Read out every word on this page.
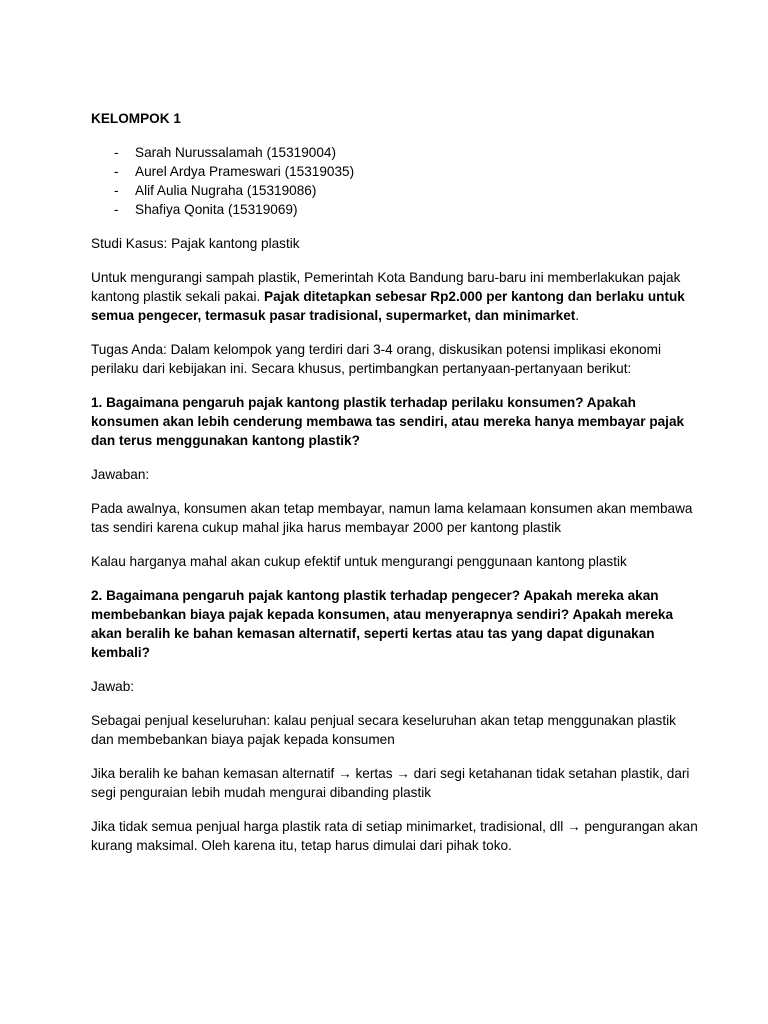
KELOMPOK 1
- Sarah Nurussalamah (15319004)
- Aurel Ardya Prameswari (15319035)
- Alif Aulia Nugraha (15319086)
- Shafiya Qonita (15319069)

Studi Kasus: Pajak kantong plastik

Untuk mengurangi sampah plastik, Pemerintah Kota Bandung baru-baru ini memberlakukan pajak kantong plastik sekali pakai. Pajak ditetapkan sebesar Rp2.000 per kantong dan berlaku untuk semua pengecer, termasuk pasar tradisional, supermarket, dan minimarket.

Tugas Anda: Dalam kelompok yang terdiri dari 3-4 orang, diskusikan potensi implikasi ekonomi perilaku dari kebijakan ini. Secara khusus, pertimbangkan pertanyaan-pertanyaan berikut:

1. Bagaimana pengaruh pajak kantong plastik terhadap perilaku konsumen? Apakah konsumen akan lebih cenderung membawa tas sendiri, atau mereka hanya membayar pajak dan terus menggunakan kantong plastik?

Jawaban:

Pada awalnya, konsumen akan tetap membayar, namun lama kelamaan konsumen akan membawa tas sendiri karena cukup mahal jika harus membayar 2000 per kantong plastik

Kalau harganya mahal akan cukup efektif untuk mengurangi penggunaan kantong plastik

2. Bagaimana pengaruh pajak kantong plastik terhadap pengecer? Apakah mereka akan membebankan biaya pajak kepada konsumen, atau menyerapnya sendiri? Apakah mereka akan beralih ke bahan kemasan alternatif, seperti kertas atau tas yang dapat digunakan kembali?

Jawab:

Sebagai penjual keseluruhan: kalau penjual secara keseluruhan akan tetap menggunakan plastik dan membebankan biaya pajak kepada konsumen

Jika beralih ke bahan kemasan alternatif → kertas → dari segi ketahanan tidak setahan plastik, dari segi penguraian lebih mudah mengurai dibanding plastik

Jika tidak semua penjual harga plastik rata di setiap minimarket, tradisional, dll → pengurangan akan kurang maksimal. Oleh karena itu, tetap harus dimulai dari pihak toko.
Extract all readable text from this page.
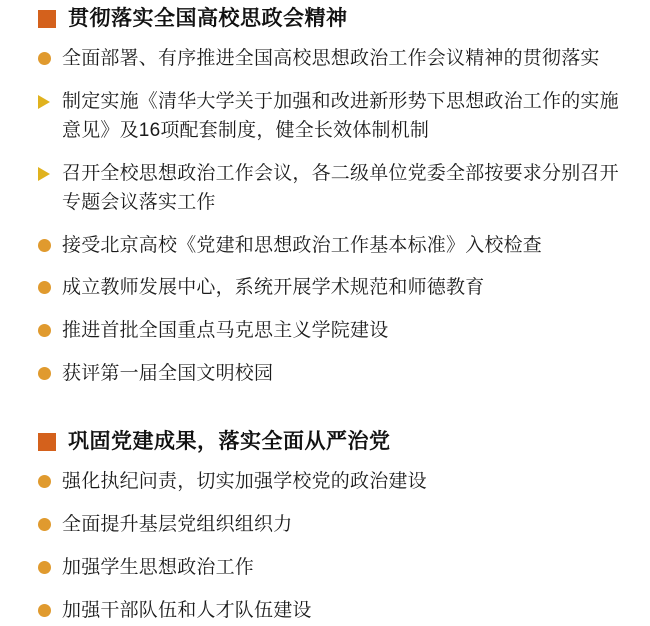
贯彻落实全国高校思政会精神
全面部署、有序推进全国高校思想政治工作会议精神的贯彻落实
制定实施《清华大学关于加强和改进新形势下思想政治工作的实施意见》及16项配套制度，健全长效体制机制
召开全校思想政治工作会议，各二级单位党委全部按要求分别召开专题会议落实工作
接受北京高校《党建和思想政治工作基本标准》入校检查
成立教师发展中心，系统开展学术规范和师德教育
推进首批全国重点马克思主义学院建设
获评第一届全国文明校园
巩固党建成果，落实全面从严治党
强化执纪问责，切实加强学校党的政治建设
全面提升基层党组织组织力
加强学生思想政治工作
加强干部队伍和人才队伍建设
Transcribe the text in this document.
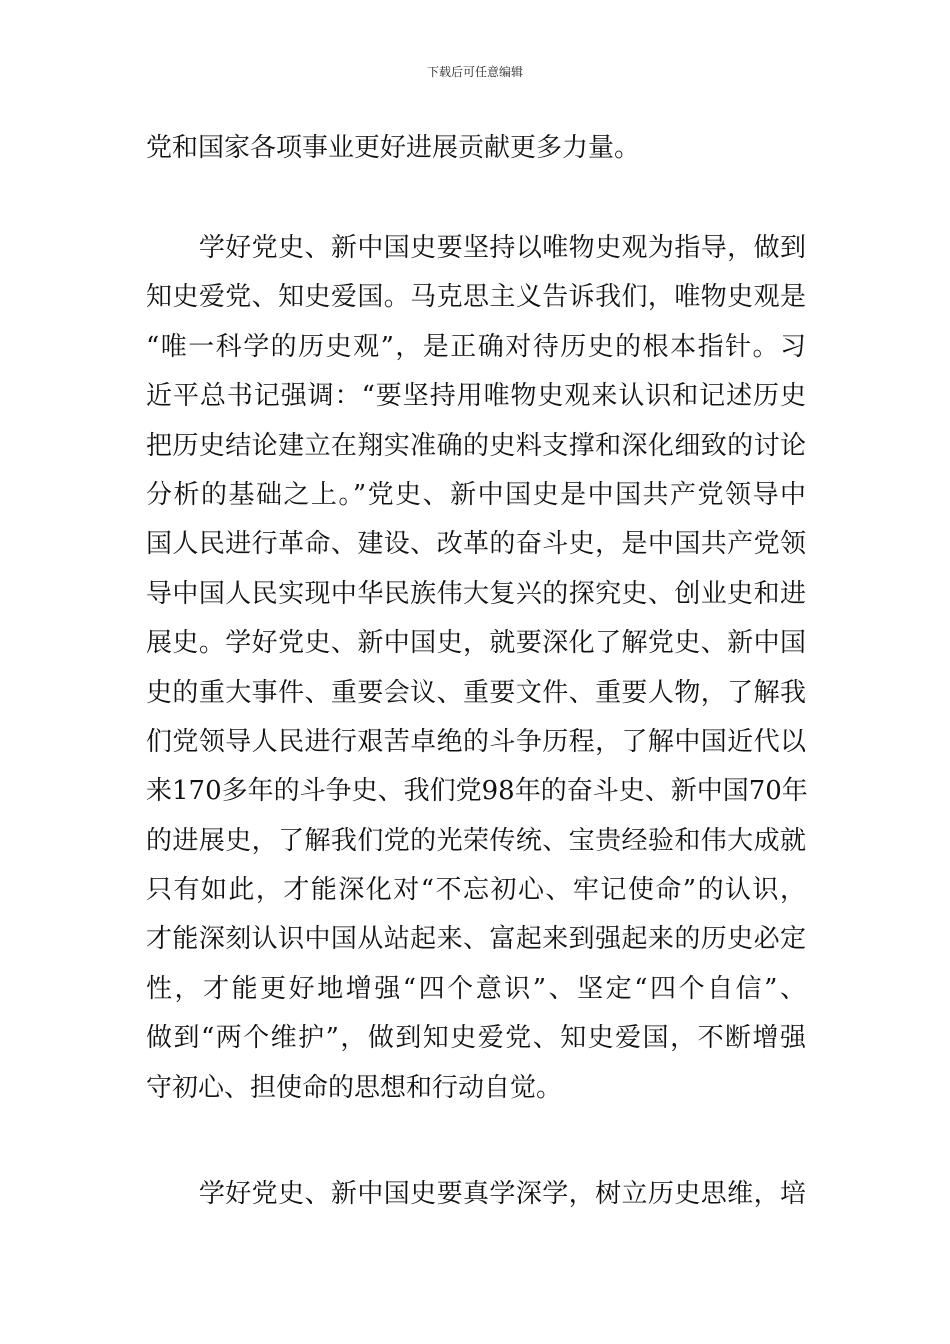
下载后可任意编辑
党和国家各项事业更好进展贡献更多力量。
　　学好党史、新中国史要坚持以唯物史观为指导，做到
知史爱党、知史爱国。马克思主义告诉我们，唯物史观是
“唯一科学的历史观”，是正确对待历史的根本指针。习
近平总书记强调：“要坚持用唯物史观来认识和记述历史
把历史结论建立在翔实准确的史料支撑和深化细致的讨论
分析的基础之上。”党史、新中国史是中国共产党领导中
国人民进行革命、建设、改革的奋斗史，是中国共产党领
导中国人民实现中华民族伟大复兴的探究史、创业史和进
展史。学好党史、新中国史，就要深化了解党史、新中国
史的重大事件、重要会议、重要文件、重要人物，了解我
们党领导人民进行艰苦卓绝的斗争历程，了解中国近代以
来170多年的斗争史、我们党98年的奋斗史、新中国70年
的进展史，了解我们党的光荣传统、宝贵经验和伟大成就
只有如此，才能深化对“不忘初心、牢记使命”的认识，
才能深刻认识中国从站起来、富起来到强起来的历史必定
性，才能更好地增强“四个意识”、坚定“四个自信”、
做到“两个维护”，做到知史爱党、知史爱国，不断增强
守初心、担使命的思想和行动自觉。
　　学好党史、新中国史要真学深学，树立历史思维，培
****************************************
### THE TASK
Report how many lines above hold the string "text", giving nothing but the number.

### REPLY
2